Output each entry that follows exactly. Images stay out.

-- Begin RECORDS SHOWN --

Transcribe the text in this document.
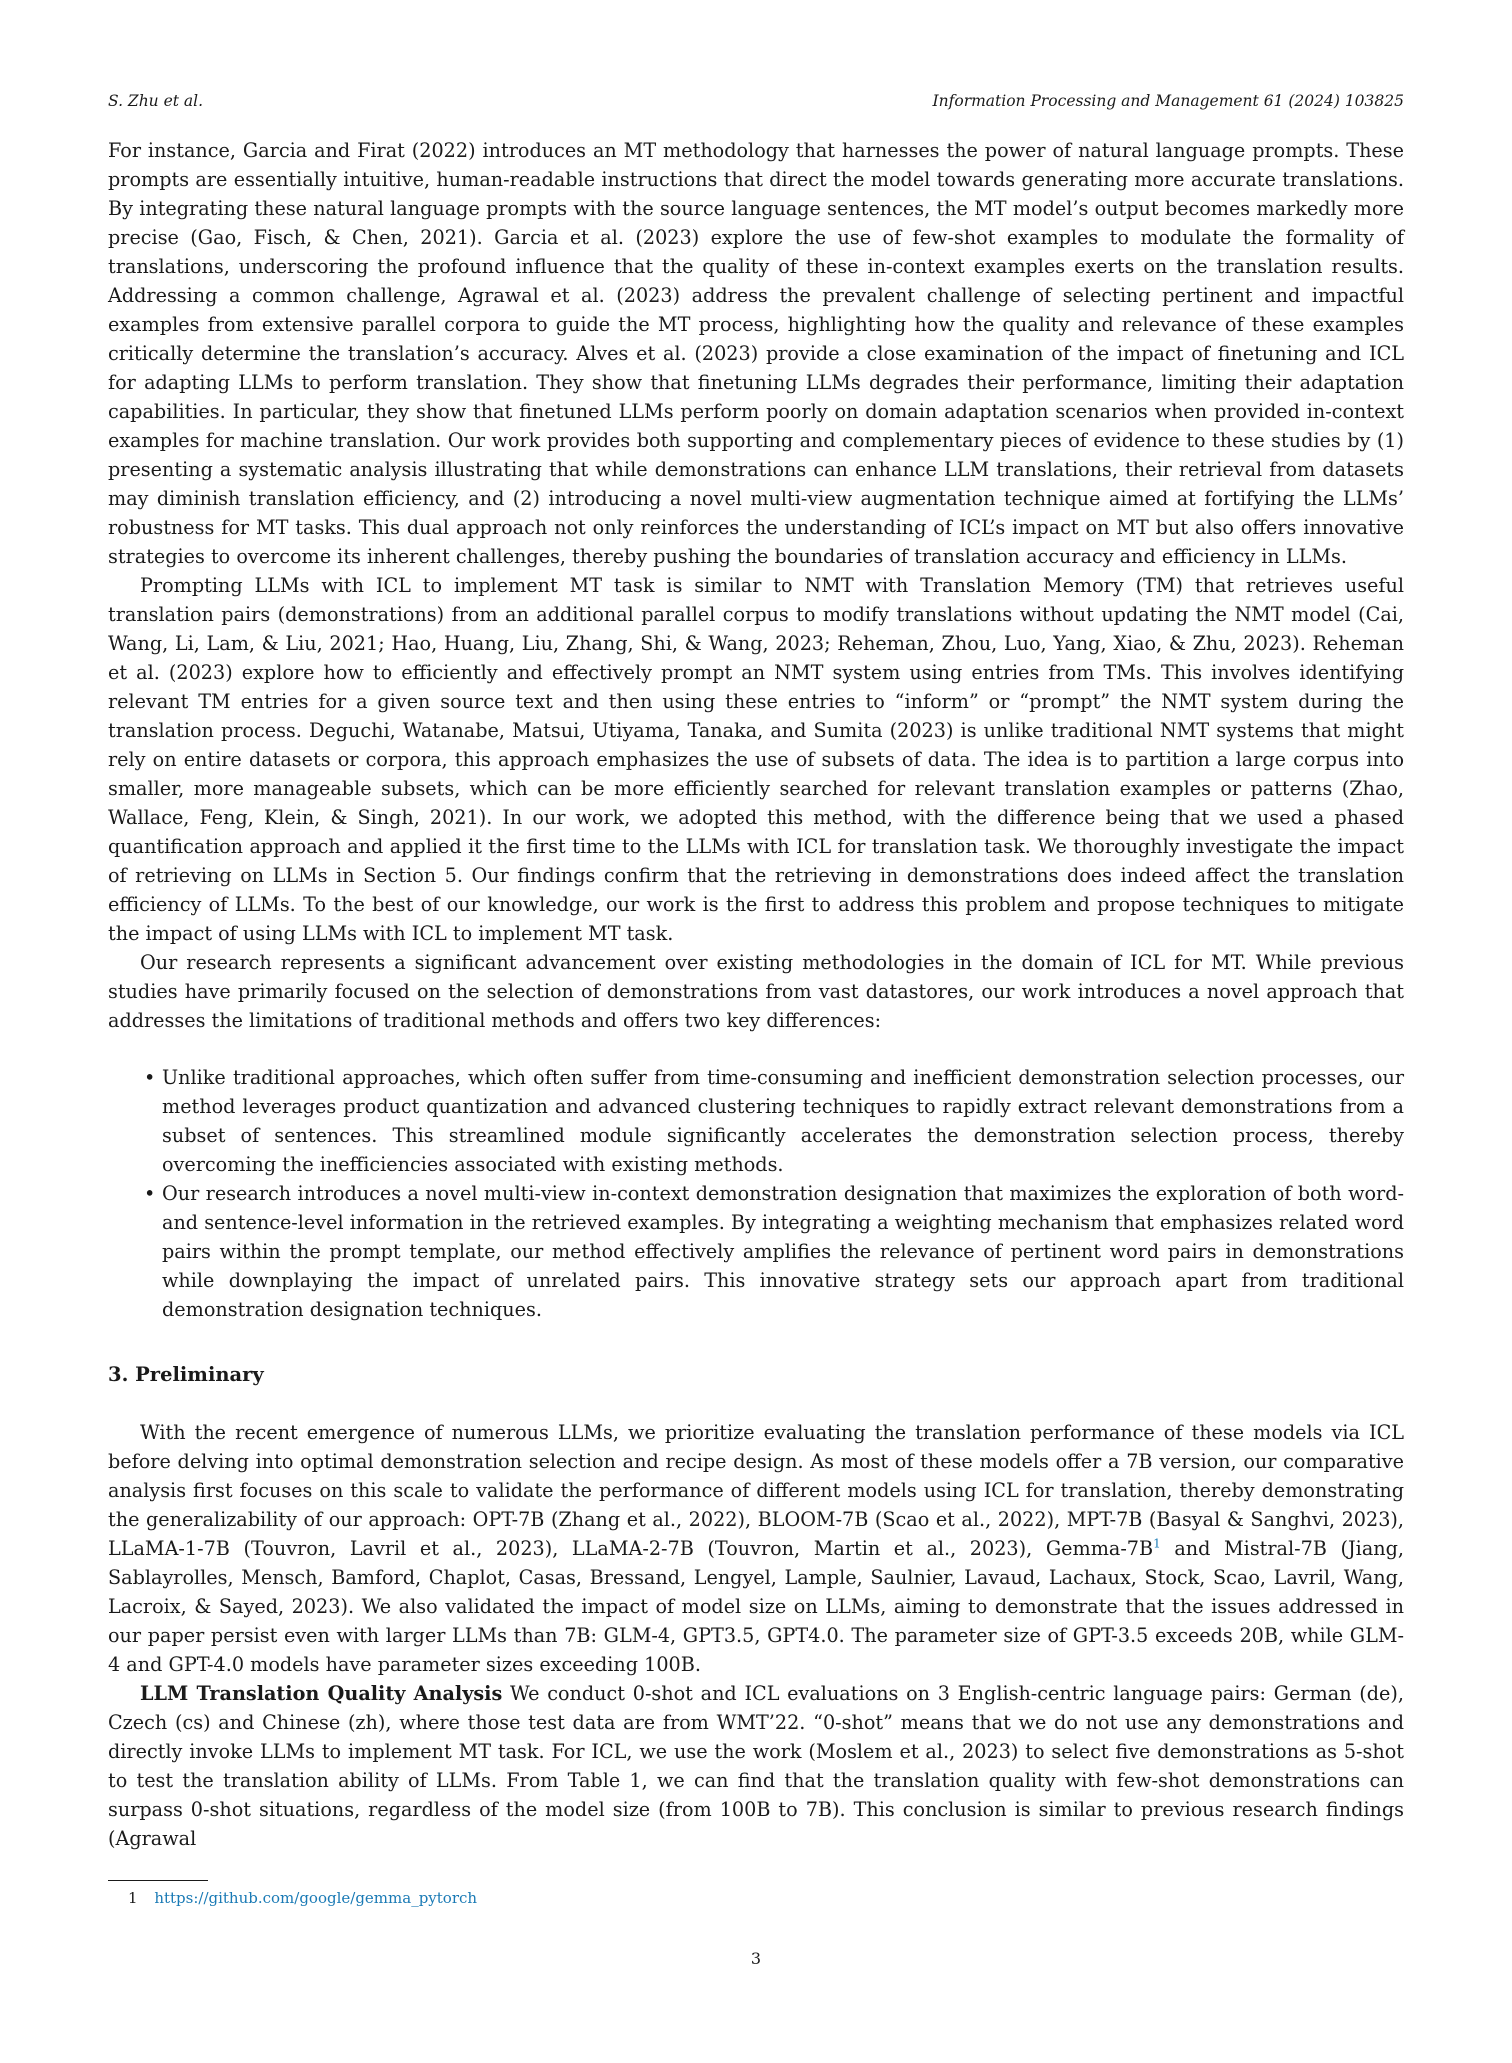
S. Zhu et al.	Information Processing and Management 61 (2024) 103825

For instance, Garcia and Firat (2022) introduces an MT methodology that harnesses the power of natural language prompts. These prompts are essentially intuitive, human-readable instructions that direct the model towards generating more accurate translations. By integrating these natural language prompts with the source language sentences, the MT model’s output becomes markedly more precise (Gao, Fisch, & Chen, 2021). Garcia et al. (2023) explore the use of few-shot examples to modulate the formality of translations, underscoring the profound influence that the quality of these in-context examples exerts on the translation results. Addressing a common challenge, Agrawal et al. (2023) address the prevalent challenge of selecting pertinent and impactful examples from extensive parallel corpora to guide the MT process, highlighting how the quality and relevance of these examples critically determine the translation’s accuracy. Alves et al. (2023) provide a close examination of the impact of finetuning and ICL for adapting LLMs to perform translation. They show that finetuning LLMs degrades their performance, limiting their adaptation capabilities. In particular, they show that finetuned LLMs perform poorly on domain adaptation scenarios when provided in-context examples for machine translation. Our work provides both supporting and complementary pieces of evidence to these studies by (1) presenting a systematic analysis illustrating that while demonstrations can enhance LLM translations, their retrieval from datasets may diminish translation efficiency, and (2) introducing a novel multi-view augmentation technique aimed at fortifying the LLMs’ robustness for MT tasks. This dual approach not only reinforces the understanding of ICL’s impact on MT but also offers innovative strategies to overcome its inherent challenges, thereby pushing the boundaries of translation accuracy and efficiency in LLMs.

Prompting LLMs with ICL to implement MT task is similar to NMT with Translation Memory (TM) that retrieves useful translation pairs (demonstrations) from an additional parallel corpus to modify translations without updating the NMT model (Cai, Wang, Li, Lam, & Liu, 2021; Hao, Huang, Liu, Zhang, Shi, & Wang, 2023; Reheman, Zhou, Luo, Yang, Xiao, & Zhu, 2023). Reheman et al. (2023) explore how to efficiently and effectively prompt an NMT system using entries from TMs. This involves identifying relevant TM entries for a given source text and then using these entries to “inform” or “prompt” the NMT system during the translation process. Deguchi, Watanabe, Matsui, Utiyama, Tanaka, and Sumita (2023) is unlike traditional NMT systems that might rely on entire datasets or corpora, this approach emphasizes the use of subsets of data. The idea is to partition a large corpus into smaller, more manageable subsets, which can be more efficiently searched for relevant translation examples or patterns (Zhao, Wallace, Feng, Klein, & Singh, 2021). In our work, we adopted this method, with the difference being that we used a phased quantification approach and applied it the first time to the LLMs with ICL for translation task. We thoroughly investigate the impact of retrieving on LLMs in Section 5. Our findings confirm that the retrieving in demonstrations does indeed affect the translation efficiency of LLMs. To the best of our knowledge, our work is the first to address this problem and propose techniques to mitigate the impact of using LLMs with ICL to implement MT task.

Our research represents a significant advancement over existing methodologies in the domain of ICL for MT. While previous studies have primarily focused on the selection of demonstrations from vast datastores, our work introduces a novel approach that addresses the limitations of traditional methods and offers two key differences:

• Unlike traditional approaches, which often suffer from time-consuming and inefficient demonstration selection processes, our method leverages product quantization and advanced clustering techniques to rapidly extract relevant demonstrations from a subset of sentences. This streamlined module significantly accelerates the demonstration selection process, thereby overcoming the inefficiencies associated with existing methods.
• Our research introduces a novel multi-view in-context demonstration designation that maximizes the exploration of both word- and sentence-level information in the retrieved examples. By integrating a weighting mechanism that emphasizes related word pairs within the prompt template, our method effectively amplifies the relevance of pertinent word pairs in demonstrations while downplaying the impact of unrelated pairs. This innovative strategy sets our approach apart from traditional demonstration designation techniques.
3. Preliminary

With the recent emergence of numerous LLMs, we prioritize evaluating the translation performance of these models via ICL before delving into optimal demonstration selection and recipe design. As most of these models offer a 7B version, our comparative analysis first focuses on this scale to validate the performance of different models using ICL for translation, thereby demonstrating the generalizability of our approach: OPT-7B (Zhang et al., 2022), BLOOM-7B (Scao et al., 2022), MPT-7B (Basyal & Sanghvi, 2023), LLaMA-1-7B (Touvron, Lavril et al., 2023), LLaMA-2-7B (Touvron, Martin et al., 2023), Gemma-$7B^1$ and Mistral-7B (Jiang, Sablayrolles, Mensch, Bamford, Chaplot, Casas, Bressand, Lengyel, Lample, Saulnier, Lavaud, Lachaux, Stock, Scao, Lavril, Wang, Lacroix, & Sayed, 2023). We also validated the impact of model size on LLMs, aiming to demonstrate that the issues addressed in our paper persist even with larger LLMs than 7B: GLM-4, GPT3.5, GPT4.0. The parameter size of GPT-3.5 exceeds 20B, while GLM-4 and GPT-4.0 models have parameter sizes exceeding 100B.

LLM Translation Quality Analysis We conduct 0-shot and ICL evaluations on 3 English-centric language pairs: German (de), Czech (cs) and Chinese (zh), where those test data are from WMT’22. “0-shot” means that we do not use any demonstrations and directly invoke LLMs to implement MT task. For ICL, we use the work (Moslem et al., 2023) to select five demonstrations as 5-shot to test the translation ability of LLMs. From Table 1, we can find that the translation quality with few-shot demonstrations can surpass 0-shot situations, regardless of the model size (from 100B to 7B). This conclusion is similar to previous research findings (Agrawal

1 https://github.com/google/gemma_pytorch
3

-- End RECORDS SHOWN --

__REPLY__
Transcribe the text in this document.
S. Zhu et al.	Information Processing and Management 61 (2024) 103825

For instance, Garcia and Firat (2022) introduces an MT methodology that harnesses the power of natural language prompts. These prompts are essentially intuitive, human-readable instructions that direct the model towards generating more accurate translations. By integrating these natural language prompts with the source language sentences, the MT model’s output becomes markedly more precise (Gao, Fisch, & Chen, 2021). Garcia et al. (2023) explore the use of few-shot examples to modulate the formality of translations, underscoring the profound influence that the quality of these in-context examples exerts on the translation results. Addressing a common challenge, Agrawal et al. (2023) address the prevalent challenge of selecting pertinent and impactful examples from extensive parallel corpora to guide the MT process, highlighting how the quality and relevance of these examples critically determine the translation’s accuracy. Alves et al. (2023) provide a close examination of the impact of finetuning and ICL for adapting LLMs to perform translation. They show that finetuning LLMs degrades their performance, limiting their adaptation capabilities. In particular, they show that finetuned LLMs perform poorly on domain adaptation scenarios when provided in-context examples for machine translation. Our work provides both supporting and complementary pieces of evidence to these studies by (1) presenting a systematic analysis illustrating that while demonstrations can enhance LLM translations, their retrieval from datasets may diminish translation efficiency, and (2) introducing a novel multi-view augmentation technique aimed at fortifying the LLMs’ robustness for MT tasks. This dual approach not only reinforces the understanding of ICL’s impact on MT but also offers innovative strategies to overcome its inherent challenges, thereby pushing the boundaries of translation accuracy and efficiency in LLMs.

Prompting LLMs with ICL to implement MT task is similar to NMT with Translation Memory (TM) that retrieves useful translation pairs (demonstrations) from an additional parallel corpus to modify translations without updating the NMT model (Cai, Wang, Li, Lam, & Liu, 2021; Hao, Huang, Liu, Zhang, Shi, & Wang, 2023; Reheman, Zhou, Luo, Yang, Xiao, & Zhu, 2023). Reheman et al. (2023) explore how to efficiently and effectively prompt an NMT system using entries from TMs. This involves identifying relevant TM entries for a given source text and then using these entries to “inform” or “prompt” the NMT system during the translation process. Deguchi, Watanabe, Matsui, Utiyama, Tanaka, and Sumita (2023) is unlike traditional NMT systems that might rely on entire datasets or corpora, this approach emphasizes the use of subsets of data. The idea is to partition a large corpus into smaller, more manageable subsets, which can be more efficiently searched for relevant translation examples or patterns (Zhao, Wallace, Feng, Klein, & Singh, 2021). In our work, we adopted this method, with the difference being that we used a phased quantification approach and applied it the first time to the LLMs with ICL for translation task. We thoroughly investigate the impact of retrieving on LLMs in Section 5. Our findings confirm that the retrieving in demonstrations does indeed affect the translation efficiency of LLMs. To the best of our knowledge, our work is the first to address this problem and propose techniques to mitigate the impact of using LLMs with ICL to implement MT task.

Our research represents a significant advancement over existing methodologies in the domain of ICL for MT. While previous studies have primarily focused on the selection of demonstrations from vast datastores, our work introduces a novel approach that addresses the limitations of traditional methods and offers two key differences:

• Unlike traditional approaches, which often suffer from time-consuming and inefficient demonstration selection processes, our method leverages product quantization and advanced clustering techniques to rapidly extract relevant demonstrations from a subset of sentences. This streamlined module significantly accelerates the demonstration selection process, thereby overcoming the inefficiencies associated with existing methods.
• Our research introduces a novel multi-view in-context demonstration designation that maximizes the exploration of both word- and sentence-level information in the retrieved examples. By integrating a weighting mechanism that emphasizes related word pairs within the prompt template, our method effectively amplifies the relevance of pertinent word pairs in demonstrations while downplaying the impact of unrelated pairs. This innovative strategy sets our approach apart from traditional demonstration designation techniques.
3. Preliminary

With the recent emergence of numerous LLMs, we prioritize evaluating the translation performance of these models via ICL before delving into optimal demonstration selection and recipe design. As most of these models offer a 7B version, our comparative analysis first focuses on this scale to validate the performance of different models using ICL for translation, thereby demonstrating the generalizability of our approach: OPT-7B (Zhang et al., 2022), BLOOM-7B (Scao et al., 2022), MPT-7B (Basyal & Sanghvi, 2023), LLaMA-1-7B (Touvron, Lavril et al., 2023), LLaMA-2-7B (Touvron, Martin et al., 2023), Gemma-$7B^1$ and Mistral-7B (Jiang, Sablayrolles, Mensch, Bamford, Chaplot, Casas, Bressand, Lengyel, Lample, Saulnier, Lavaud, Lachaux, Stock, Scao, Lavril, Wang, Lacroix, & Sayed, 2023). We also validated the impact of model size on LLMs, aiming to demonstrate that the issues addressed in our paper persist even with larger LLMs than 7B: GLM-4, GPT3.5, GPT4.0. The parameter size of GPT-3.5 exceeds 20B, while GLM-4 and GPT-4.0 models have parameter sizes exceeding 100B.

LLM Translation Quality Analysis We conduct 0-shot and ICL evaluations on 3 English-centric language pairs: German (de), Czech (cs) and Chinese (zh), where those test data are from WMT’22. “0-shot” means that we do not use any demonstrations and directly invoke LLMs to implement MT task. For ICL, we use the work (Moslem et al., 2023) to select five demonstrations as 5-shot to test the translation ability of LLMs. From Table 1, we can find that the translation quality with few-shot demonstrations can surpass 0-shot situations, regardless of the model size (from 100B to 7B). This conclusion is similar to previous research findings (Agrawal

1 https://github.com/google/gemma_pytorch
3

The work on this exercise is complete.